Exercise requirements:
For the listing below, give the number of lines in which "Appearance" occurs. Add nothing.

[Items from a dataset]
====
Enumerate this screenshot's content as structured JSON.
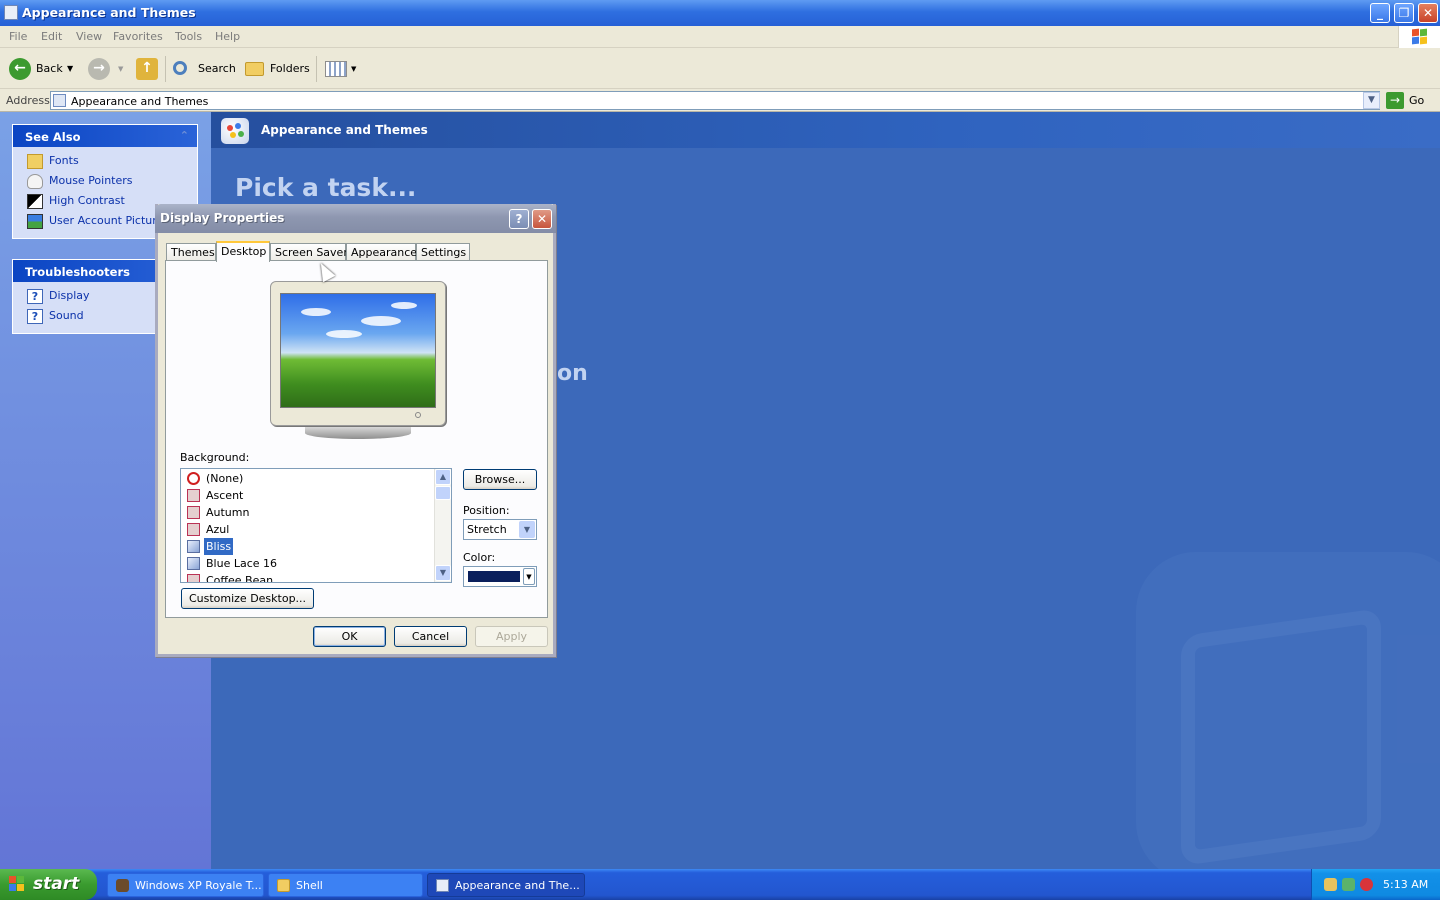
{
  "window": {
    "title": "Appearance and Themes",
    "controls": {
      "minimize": "_",
      "restore": "❐",
      "close": "✕"
    }
  },
  "menu": [
    "File",
    "Edit",
    "View",
    "Favorites",
    "Tools",
    "Help"
  ],
  "toolbar": {
    "back_label": "Back",
    "search_label": "Search",
    "folders_label": "Folders",
    "icons": {
      "back": "back-arrow-icon",
      "forward": "forward-arrow-icon",
      "up": "up-folder-icon",
      "search": "magnifier-icon",
      "folders": "folders-icon",
      "views": "views-icon"
    }
  },
  "address": {
    "label": "Address",
    "value": "Appearance and Themes",
    "go_label": "Go"
  },
  "see_also": {
    "header": "See Also",
    "items": [
      {
        "label": "Fonts",
        "icon": "fonts-folder-icon"
      },
      {
        "label": "Mouse Pointers",
        "icon": "mouse-pointer-icon"
      },
      {
        "label": "High Contrast",
        "icon": "high-contrast-icon"
      },
      {
        "label": "User Account Picture",
        "icon": "user-picture-icon"
      }
    ]
  },
  "troubleshooters": {
    "header": "Troubleshooters",
    "items": [
      {
        "label": "Display",
        "icon": "help-icon"
      },
      {
        "label": "Sound",
        "icon": "help-icon"
      }
    ]
  },
  "content": {
    "header_title": "Appearance and Themes",
    "pick_task": "Pick a task...",
    "partial_heading": "on"
  },
  "dialog": {
    "title": "Display Properties",
    "tabs": [
      "Themes",
      "Desktop",
      "Screen Saver",
      "Appearance",
      "Settings"
    ],
    "active_tab": "Desktop",
    "background_label": "Background:",
    "backgrounds": [
      "(None)",
      "Ascent",
      "Autumn",
      "Azul",
      "Bliss",
      "Blue Lace 16",
      "Coffee Bean"
    ],
    "selected_background": "Bliss",
    "browse_label": "Browse...",
    "position_label": "Position:",
    "position_value": "Stretch",
    "color_label": "Color:",
    "color_value": "#0a1f5c",
    "customize_label": "Customize Desktop...",
    "ok_label": "OK",
    "cancel_label": "Cancel",
    "apply_label": "Apply"
  },
  "taskbar": {
    "start_label": "start",
    "tasks": [
      {
        "label": "Windows XP Royale T...",
        "active": false
      },
      {
        "label": "Shell",
        "active": false
      },
      {
        "label": "Appearance and The...",
        "active": true
      }
    ],
    "clock": "5:13 AM"
  },
  "colors": {
    "accent": "#316ac5",
    "title_bar": "#2660d6",
    "task_pane": "#6a8ee0",
    "content_bg": "#3c69ba"
  }
}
====
Response:
5